_TO DO_
Extract every line that contains the word "ylabel".

_Figure dataset records_
-- BEGIN --
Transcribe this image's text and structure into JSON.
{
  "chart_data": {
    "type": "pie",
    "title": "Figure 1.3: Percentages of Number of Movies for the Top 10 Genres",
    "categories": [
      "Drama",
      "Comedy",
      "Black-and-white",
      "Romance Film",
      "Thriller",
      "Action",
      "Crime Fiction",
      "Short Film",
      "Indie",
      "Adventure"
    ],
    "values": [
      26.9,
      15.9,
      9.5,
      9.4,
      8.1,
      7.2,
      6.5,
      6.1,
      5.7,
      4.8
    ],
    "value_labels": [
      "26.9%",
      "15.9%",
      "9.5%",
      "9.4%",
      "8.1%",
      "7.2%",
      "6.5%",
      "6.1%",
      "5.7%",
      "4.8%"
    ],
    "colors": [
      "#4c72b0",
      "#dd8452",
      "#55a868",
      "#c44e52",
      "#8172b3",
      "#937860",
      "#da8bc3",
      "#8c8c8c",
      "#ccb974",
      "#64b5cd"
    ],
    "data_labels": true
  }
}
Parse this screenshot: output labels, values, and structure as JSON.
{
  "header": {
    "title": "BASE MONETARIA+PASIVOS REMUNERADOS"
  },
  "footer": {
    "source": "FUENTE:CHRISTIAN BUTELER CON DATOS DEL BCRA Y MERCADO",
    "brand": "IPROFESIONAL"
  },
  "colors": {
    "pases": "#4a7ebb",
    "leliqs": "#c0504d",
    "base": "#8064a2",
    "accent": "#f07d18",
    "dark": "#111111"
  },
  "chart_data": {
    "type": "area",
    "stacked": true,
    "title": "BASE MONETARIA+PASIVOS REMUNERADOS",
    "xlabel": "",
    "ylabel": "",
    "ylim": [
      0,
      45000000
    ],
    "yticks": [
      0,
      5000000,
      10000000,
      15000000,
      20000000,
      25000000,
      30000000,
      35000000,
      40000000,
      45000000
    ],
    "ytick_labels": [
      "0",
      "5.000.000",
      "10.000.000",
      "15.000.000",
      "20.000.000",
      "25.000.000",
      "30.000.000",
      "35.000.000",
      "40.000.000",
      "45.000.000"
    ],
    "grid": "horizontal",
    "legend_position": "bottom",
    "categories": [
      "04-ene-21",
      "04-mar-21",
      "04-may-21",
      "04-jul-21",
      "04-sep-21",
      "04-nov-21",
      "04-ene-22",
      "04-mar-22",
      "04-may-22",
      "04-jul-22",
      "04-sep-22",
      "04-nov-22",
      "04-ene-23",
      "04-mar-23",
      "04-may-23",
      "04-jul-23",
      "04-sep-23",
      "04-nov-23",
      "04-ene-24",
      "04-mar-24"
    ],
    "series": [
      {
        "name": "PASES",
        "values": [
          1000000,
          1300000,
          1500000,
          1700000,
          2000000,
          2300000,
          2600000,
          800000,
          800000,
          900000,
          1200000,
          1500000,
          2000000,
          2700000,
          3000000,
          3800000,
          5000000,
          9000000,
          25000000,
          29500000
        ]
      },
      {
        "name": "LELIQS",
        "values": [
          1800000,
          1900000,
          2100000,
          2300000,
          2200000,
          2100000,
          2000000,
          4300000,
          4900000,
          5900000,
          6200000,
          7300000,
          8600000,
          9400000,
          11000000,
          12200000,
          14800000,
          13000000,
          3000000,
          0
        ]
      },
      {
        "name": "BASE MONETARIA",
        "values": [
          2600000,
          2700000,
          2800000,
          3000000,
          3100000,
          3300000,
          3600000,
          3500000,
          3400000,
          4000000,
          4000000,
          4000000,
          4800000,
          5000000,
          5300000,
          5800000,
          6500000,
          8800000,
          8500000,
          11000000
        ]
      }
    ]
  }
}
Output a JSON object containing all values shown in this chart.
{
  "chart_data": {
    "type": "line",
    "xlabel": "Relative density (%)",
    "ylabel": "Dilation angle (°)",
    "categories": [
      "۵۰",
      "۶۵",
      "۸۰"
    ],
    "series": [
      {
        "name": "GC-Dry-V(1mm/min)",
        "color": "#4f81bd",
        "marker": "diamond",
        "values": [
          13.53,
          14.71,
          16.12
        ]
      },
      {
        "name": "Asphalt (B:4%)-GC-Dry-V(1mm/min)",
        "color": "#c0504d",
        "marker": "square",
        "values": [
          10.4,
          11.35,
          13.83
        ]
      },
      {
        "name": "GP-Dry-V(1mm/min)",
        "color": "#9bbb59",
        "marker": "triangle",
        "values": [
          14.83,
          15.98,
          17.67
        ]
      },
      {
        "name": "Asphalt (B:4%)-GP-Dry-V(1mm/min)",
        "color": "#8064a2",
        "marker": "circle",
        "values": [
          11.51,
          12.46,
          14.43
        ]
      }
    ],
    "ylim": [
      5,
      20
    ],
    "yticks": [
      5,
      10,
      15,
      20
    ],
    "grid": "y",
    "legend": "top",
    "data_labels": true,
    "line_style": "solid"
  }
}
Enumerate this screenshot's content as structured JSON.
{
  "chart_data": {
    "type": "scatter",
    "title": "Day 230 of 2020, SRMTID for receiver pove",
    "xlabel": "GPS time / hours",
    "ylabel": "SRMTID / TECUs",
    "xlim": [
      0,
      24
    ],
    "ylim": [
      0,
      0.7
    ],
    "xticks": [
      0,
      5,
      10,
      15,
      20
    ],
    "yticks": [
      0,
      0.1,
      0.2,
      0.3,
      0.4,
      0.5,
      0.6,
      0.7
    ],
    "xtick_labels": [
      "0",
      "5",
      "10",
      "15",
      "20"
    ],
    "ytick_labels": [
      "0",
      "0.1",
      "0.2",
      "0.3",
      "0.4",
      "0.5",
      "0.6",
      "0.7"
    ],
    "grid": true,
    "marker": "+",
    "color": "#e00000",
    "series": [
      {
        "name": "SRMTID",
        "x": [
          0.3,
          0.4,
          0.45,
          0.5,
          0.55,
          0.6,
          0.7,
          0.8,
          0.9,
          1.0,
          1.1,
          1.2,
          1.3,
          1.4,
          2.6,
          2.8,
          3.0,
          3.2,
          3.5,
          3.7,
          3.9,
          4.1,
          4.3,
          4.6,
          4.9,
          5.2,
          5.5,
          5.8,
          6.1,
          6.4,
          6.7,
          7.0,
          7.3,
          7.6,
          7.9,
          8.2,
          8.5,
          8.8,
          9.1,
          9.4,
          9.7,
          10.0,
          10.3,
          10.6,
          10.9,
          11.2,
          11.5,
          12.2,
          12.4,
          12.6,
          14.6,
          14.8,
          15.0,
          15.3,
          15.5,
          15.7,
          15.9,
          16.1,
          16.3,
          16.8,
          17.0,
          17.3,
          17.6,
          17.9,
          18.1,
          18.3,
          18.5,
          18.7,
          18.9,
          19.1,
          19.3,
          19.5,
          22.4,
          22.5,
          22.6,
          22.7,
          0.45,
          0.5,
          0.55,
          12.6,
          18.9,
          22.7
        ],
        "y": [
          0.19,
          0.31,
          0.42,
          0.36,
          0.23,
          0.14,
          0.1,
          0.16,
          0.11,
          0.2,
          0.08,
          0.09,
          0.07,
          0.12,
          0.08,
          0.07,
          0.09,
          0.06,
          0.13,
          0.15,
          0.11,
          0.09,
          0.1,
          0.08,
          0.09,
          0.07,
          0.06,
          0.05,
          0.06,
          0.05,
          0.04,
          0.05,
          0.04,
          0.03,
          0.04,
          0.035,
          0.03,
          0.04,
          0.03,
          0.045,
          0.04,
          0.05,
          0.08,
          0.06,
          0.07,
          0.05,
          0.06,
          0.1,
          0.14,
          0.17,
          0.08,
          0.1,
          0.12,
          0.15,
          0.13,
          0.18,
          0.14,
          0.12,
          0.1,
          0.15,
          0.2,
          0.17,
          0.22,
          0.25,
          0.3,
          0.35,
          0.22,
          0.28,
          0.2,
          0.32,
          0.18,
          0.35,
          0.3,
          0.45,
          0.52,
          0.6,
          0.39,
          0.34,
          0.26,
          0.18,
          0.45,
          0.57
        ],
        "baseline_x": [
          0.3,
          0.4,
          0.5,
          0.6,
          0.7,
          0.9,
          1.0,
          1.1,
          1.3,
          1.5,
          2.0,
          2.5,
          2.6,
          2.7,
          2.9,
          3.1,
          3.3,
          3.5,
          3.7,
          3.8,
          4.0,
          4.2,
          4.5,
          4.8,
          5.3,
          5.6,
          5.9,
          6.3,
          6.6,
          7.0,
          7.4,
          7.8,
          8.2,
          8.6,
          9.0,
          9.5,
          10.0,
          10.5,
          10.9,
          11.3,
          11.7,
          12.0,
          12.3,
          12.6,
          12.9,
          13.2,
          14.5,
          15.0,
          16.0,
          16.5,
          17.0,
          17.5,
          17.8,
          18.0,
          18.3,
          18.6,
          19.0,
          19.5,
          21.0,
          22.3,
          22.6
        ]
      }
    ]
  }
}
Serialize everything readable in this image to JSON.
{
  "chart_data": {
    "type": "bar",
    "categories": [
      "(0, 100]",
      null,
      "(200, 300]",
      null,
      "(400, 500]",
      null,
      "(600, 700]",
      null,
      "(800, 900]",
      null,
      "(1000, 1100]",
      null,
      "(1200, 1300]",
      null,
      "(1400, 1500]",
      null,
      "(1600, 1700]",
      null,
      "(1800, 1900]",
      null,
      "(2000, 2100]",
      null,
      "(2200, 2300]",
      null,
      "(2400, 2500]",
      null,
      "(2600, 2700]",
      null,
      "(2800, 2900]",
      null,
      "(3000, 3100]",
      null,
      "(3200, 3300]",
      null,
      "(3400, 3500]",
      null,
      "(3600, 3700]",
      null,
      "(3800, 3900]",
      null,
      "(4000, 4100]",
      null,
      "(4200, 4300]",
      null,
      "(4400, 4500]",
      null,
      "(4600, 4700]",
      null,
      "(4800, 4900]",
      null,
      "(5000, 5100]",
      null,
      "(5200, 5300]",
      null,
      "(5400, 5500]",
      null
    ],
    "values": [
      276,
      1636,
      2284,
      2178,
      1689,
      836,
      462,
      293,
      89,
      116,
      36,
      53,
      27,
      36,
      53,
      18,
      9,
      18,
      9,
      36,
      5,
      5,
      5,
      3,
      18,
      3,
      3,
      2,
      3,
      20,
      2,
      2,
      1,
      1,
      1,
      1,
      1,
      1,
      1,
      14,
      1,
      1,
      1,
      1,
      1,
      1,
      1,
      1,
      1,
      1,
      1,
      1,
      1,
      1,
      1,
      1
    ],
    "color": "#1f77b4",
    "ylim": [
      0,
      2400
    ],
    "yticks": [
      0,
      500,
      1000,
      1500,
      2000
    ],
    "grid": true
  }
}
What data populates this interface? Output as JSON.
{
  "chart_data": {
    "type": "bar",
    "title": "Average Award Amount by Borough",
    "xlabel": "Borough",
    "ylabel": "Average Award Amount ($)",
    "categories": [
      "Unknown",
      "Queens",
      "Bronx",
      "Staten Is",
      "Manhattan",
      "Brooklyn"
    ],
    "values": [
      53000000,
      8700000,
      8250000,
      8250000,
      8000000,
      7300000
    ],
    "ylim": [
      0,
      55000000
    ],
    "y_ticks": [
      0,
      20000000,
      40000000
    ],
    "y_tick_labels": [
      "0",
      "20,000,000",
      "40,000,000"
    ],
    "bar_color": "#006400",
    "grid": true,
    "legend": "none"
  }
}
-- END --
_SOLUTION TO THIS EXERCISE_
    "ylabel": "",
    "ylabel": "Dilation angle (°)",
    "ylabel": "SRMTID / TECUs",
    "ylabel": "Average Award Amount ($)",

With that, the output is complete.